WHAT NEEDS TO BE DONE: Please copy every one of the following items word for word, line by line and in the same order.

MATERIAL SHOWN:
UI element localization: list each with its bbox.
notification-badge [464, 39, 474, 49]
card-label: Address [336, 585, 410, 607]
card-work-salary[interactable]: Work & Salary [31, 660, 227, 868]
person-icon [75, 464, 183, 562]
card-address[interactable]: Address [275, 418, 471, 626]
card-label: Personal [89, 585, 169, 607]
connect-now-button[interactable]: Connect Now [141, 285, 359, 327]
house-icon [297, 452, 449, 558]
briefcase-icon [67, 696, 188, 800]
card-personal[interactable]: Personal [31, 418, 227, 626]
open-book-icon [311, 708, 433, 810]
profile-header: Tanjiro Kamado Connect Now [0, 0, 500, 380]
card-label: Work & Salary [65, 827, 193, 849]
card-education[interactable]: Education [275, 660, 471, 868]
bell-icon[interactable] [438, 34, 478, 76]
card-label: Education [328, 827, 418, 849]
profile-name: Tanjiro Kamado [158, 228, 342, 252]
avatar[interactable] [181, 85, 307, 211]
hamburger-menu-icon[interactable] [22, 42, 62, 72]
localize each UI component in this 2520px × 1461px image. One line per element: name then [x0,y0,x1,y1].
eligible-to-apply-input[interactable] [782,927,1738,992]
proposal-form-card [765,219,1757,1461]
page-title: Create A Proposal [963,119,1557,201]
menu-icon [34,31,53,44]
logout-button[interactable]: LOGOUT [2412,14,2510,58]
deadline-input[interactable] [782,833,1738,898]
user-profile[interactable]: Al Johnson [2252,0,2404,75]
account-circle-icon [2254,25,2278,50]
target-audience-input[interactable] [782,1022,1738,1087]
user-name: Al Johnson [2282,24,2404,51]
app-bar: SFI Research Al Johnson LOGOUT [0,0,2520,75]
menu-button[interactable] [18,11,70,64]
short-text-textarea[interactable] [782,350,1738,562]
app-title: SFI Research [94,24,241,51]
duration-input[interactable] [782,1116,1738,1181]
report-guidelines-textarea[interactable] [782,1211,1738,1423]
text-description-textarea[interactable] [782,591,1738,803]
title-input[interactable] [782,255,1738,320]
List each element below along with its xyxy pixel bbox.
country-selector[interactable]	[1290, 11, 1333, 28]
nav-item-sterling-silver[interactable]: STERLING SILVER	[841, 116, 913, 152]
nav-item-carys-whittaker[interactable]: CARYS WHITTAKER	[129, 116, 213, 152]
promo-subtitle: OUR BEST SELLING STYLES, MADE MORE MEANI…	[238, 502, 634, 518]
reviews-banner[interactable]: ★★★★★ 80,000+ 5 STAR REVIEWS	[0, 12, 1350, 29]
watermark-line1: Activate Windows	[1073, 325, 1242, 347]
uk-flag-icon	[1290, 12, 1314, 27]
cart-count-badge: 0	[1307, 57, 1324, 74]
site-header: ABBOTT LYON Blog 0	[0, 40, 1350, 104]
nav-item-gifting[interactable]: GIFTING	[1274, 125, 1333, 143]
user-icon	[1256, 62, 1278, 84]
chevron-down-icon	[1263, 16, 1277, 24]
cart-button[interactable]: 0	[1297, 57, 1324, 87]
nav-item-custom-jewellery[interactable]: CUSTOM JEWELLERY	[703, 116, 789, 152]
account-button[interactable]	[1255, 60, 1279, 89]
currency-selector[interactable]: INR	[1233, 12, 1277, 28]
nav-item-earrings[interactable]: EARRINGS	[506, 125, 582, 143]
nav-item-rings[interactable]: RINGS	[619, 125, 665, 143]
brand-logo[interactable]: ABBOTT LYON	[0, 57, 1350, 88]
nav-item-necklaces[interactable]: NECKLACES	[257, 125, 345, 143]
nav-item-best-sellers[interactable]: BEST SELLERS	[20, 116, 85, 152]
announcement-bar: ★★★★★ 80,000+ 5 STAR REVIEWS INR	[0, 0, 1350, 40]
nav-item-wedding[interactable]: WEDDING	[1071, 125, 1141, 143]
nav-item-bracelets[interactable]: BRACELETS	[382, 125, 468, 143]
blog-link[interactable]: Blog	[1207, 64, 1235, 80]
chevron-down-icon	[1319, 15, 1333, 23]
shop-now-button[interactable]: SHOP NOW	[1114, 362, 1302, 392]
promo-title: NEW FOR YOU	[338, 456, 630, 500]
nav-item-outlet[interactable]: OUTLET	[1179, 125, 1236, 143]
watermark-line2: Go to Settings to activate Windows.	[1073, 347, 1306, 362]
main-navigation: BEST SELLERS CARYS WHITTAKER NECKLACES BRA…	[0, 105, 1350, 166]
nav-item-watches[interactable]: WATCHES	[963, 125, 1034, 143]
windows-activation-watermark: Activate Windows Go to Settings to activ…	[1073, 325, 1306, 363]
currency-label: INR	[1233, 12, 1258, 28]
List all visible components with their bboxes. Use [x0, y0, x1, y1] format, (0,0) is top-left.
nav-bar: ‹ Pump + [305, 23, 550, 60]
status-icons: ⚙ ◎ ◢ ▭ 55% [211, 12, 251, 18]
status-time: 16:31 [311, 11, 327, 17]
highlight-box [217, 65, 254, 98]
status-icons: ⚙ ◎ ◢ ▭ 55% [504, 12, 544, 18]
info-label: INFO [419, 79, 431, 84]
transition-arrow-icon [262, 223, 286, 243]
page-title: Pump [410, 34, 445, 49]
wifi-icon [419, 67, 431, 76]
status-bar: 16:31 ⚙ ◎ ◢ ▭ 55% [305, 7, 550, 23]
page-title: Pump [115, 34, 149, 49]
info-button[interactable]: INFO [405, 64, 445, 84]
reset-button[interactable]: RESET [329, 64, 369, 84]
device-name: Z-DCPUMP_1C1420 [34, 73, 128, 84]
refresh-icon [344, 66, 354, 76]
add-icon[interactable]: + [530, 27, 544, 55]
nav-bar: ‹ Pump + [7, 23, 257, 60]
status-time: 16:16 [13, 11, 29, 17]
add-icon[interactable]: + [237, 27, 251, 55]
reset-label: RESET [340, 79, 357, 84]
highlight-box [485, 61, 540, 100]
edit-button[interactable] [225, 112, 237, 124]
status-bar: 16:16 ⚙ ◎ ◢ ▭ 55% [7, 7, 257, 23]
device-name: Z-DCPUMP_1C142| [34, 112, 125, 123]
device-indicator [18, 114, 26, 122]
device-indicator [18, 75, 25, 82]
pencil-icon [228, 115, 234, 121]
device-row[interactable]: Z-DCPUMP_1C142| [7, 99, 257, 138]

RESPONSE TO THIS TASK:
UI element localization: list each with its bbox.
notification-badge [464, 39, 474, 49]
card-label: Address [336, 585, 410, 607]
card-work-salary[interactable]: Work & Salary [31, 660, 227, 868]
person-icon [75, 464, 183, 562]
card-address[interactable]: Address [275, 418, 471, 626]
card-label: Personal [89, 585, 169, 607]
connect-now-button[interactable]: Connect Now [141, 285, 359, 327]
house-icon [297, 452, 449, 558]
briefcase-icon [67, 696, 188, 800]
card-personal[interactable]: Personal [31, 418, 227, 626]
open-book-icon [311, 708, 433, 810]
profile-header: Tanjiro Kamado Connect Now [0, 0, 500, 380]
card-label: Work & Salary [65, 827, 193, 849]
card-education[interactable]: Education [275, 660, 471, 868]
bell-icon[interactable] [438, 34, 478, 76]
card-label: Education [328, 827, 418, 849]
profile-name: Tanjiro Kamado [158, 228, 342, 252]
avatar[interactable] [181, 85, 307, 211]
hamburger-menu-icon[interactable] [22, 42, 62, 72]
localize each UI component in this 2520px × 1461px image. One line per element: name then [x0,y0,x1,y1].
eligible-to-apply-input[interactable] [782,927,1738,992]
proposal-form-card [765,219,1757,1461]
page-title: Create A Proposal [963,119,1557,201]
menu-icon [34,31,53,44]
logout-button[interactable]: LOGOUT [2412,14,2510,58]
deadline-input[interactable] [782,833,1738,898]
user-profile[interactable]: Al Johnson [2252,0,2404,75]
account-circle-icon [2254,25,2278,50]
target-audience-input[interactable] [782,1022,1738,1087]
user-name: Al Johnson [2282,24,2404,51]
app-bar: SFI Research Al Johnson LOGOUT [0,0,2520,75]
menu-button[interactable] [18,11,70,64]
short-text-textarea[interactable] [782,350,1738,562]
app-title: SFI Research [94,24,241,51]
duration-input[interactable] [782,1116,1738,1181]
report-guidelines-textarea[interactable] [782,1211,1738,1423]
text-description-textarea[interactable] [782,591,1738,803]
title-input[interactable] [782,255,1738,320]
List each element below along with its xyxy pixel bbox.
country-selector[interactable]	[1290, 11, 1333, 28]
nav-item-sterling-silver[interactable]: STERLING SILVER	[841, 116, 913, 152]
nav-item-carys-whittaker[interactable]: CARYS WHITTAKER	[129, 116, 213, 152]
promo-subtitle: OUR BEST SELLING STYLES, MADE MORE MEANI…	[238, 502, 634, 518]
reviews-banner[interactable]: ★★★★★ 80,000+ 5 STAR REVIEWS	[0, 12, 1350, 29]
watermark-line1: Activate Windows	[1073, 325, 1242, 347]
uk-flag-icon	[1290, 12, 1314, 27]
cart-count-badge: 0	[1307, 57, 1324, 74]
site-header: ABBOTT LYON Blog 0	[0, 40, 1350, 104]
nav-item-gifting[interactable]: GIFTING	[1274, 125, 1333, 143]
user-icon	[1256, 62, 1278, 84]
chevron-down-icon	[1263, 16, 1277, 24]
cart-button[interactable]: 0	[1297, 57, 1324, 87]
nav-item-custom-jewellery[interactable]: CUSTOM JEWELLERY	[703, 116, 789, 152]
account-button[interactable]	[1255, 60, 1279, 89]
currency-selector[interactable]: INR	[1233, 12, 1277, 28]
nav-item-earrings[interactable]: EARRINGS	[506, 125, 582, 143]
nav-item-rings[interactable]: RINGS	[619, 125, 665, 143]
brand-logo[interactable]: ABBOTT LYON	[0, 57, 1350, 88]
nav-item-necklaces[interactable]: NECKLACES	[257, 125, 345, 143]
nav-item-best-sellers[interactable]: BEST SELLERS	[20, 116, 85, 152]
announcement-bar: ★★★★★ 80,000+ 5 STAR REVIEWS INR	[0, 0, 1350, 40]
nav-item-wedding[interactable]: WEDDING	[1071, 125, 1141, 143]
nav-item-bracelets[interactable]: BRACELETS	[382, 125, 468, 143]
blog-link[interactable]: Blog	[1207, 64, 1235, 80]
chevron-down-icon	[1319, 15, 1333, 23]
shop-now-button[interactable]: SHOP NOW	[1114, 362, 1302, 392]
promo-title: NEW FOR YOU	[338, 456, 630, 500]
nav-item-outlet[interactable]: OUTLET	[1179, 125, 1236, 143]
watermark-line2: Go to Settings to activate Windows.	[1073, 347, 1306, 362]
main-navigation: BEST SELLERS CARYS WHITTAKER NECKLACES BRA…	[0, 105, 1350, 166]
nav-item-watches[interactable]: WATCHES	[963, 125, 1034, 143]
windows-activation-watermark: Activate Windows Go to Settings to activ…	[1073, 325, 1306, 363]
currency-label: INR	[1233, 12, 1258, 28]
List all visible components with their bboxes. Use [x0, y0, x1, y1] format, (0,0) is top-left.
nav-bar: ‹ Pump + [305, 23, 550, 60]
status-icons: ⚙ ◎ ◢ ▭ 55% [211, 12, 251, 18]
status-time: 16:31 [311, 11, 327, 17]
highlight-box [217, 65, 254, 98]
status-icons: ⚙ ◎ ◢ ▭ 55% [504, 12, 544, 18]
info-label: INFO [419, 79, 431, 84]
transition-arrow-icon [262, 223, 286, 243]
page-title: Pump [410, 34, 445, 49]
wifi-icon [419, 67, 431, 76]
status-bar: 16:31 ⚙ ◎ ◢ ▭ 55% [305, 7, 550, 23]
page-title: Pump [115, 34, 149, 49]
info-button[interactable]: INFO [405, 64, 445, 84]
reset-button[interactable]: RESET [329, 64, 369, 84]
device-name: Z-DCPUMP_1C1420 [34, 73, 128, 84]
refresh-icon [344, 66, 354, 76]
add-icon[interactable]: + [530, 27, 544, 55]
nav-bar: ‹ Pump + [7, 23, 257, 60]
status-time: 16:16 [13, 11, 29, 17]
add-icon[interactable]: + [237, 27, 251, 55]
reset-label: RESET [340, 79, 357, 84]
highlight-box [485, 61, 540, 100]
edit-button[interactable] [225, 112, 237, 124]
status-bar: 16:16 ⚙ ◎ ◢ ▭ 55% [7, 7, 257, 23]
device-name: Z-DCPUMP_1C142| [34, 112, 125, 123]
device-indicator [18, 114, 26, 122]
device-indicator [18, 75, 25, 82]
pencil-icon [228, 115, 234, 121]
device-row[interactable]: Z-DCPUMP_1C142| [7, 99, 257, 138]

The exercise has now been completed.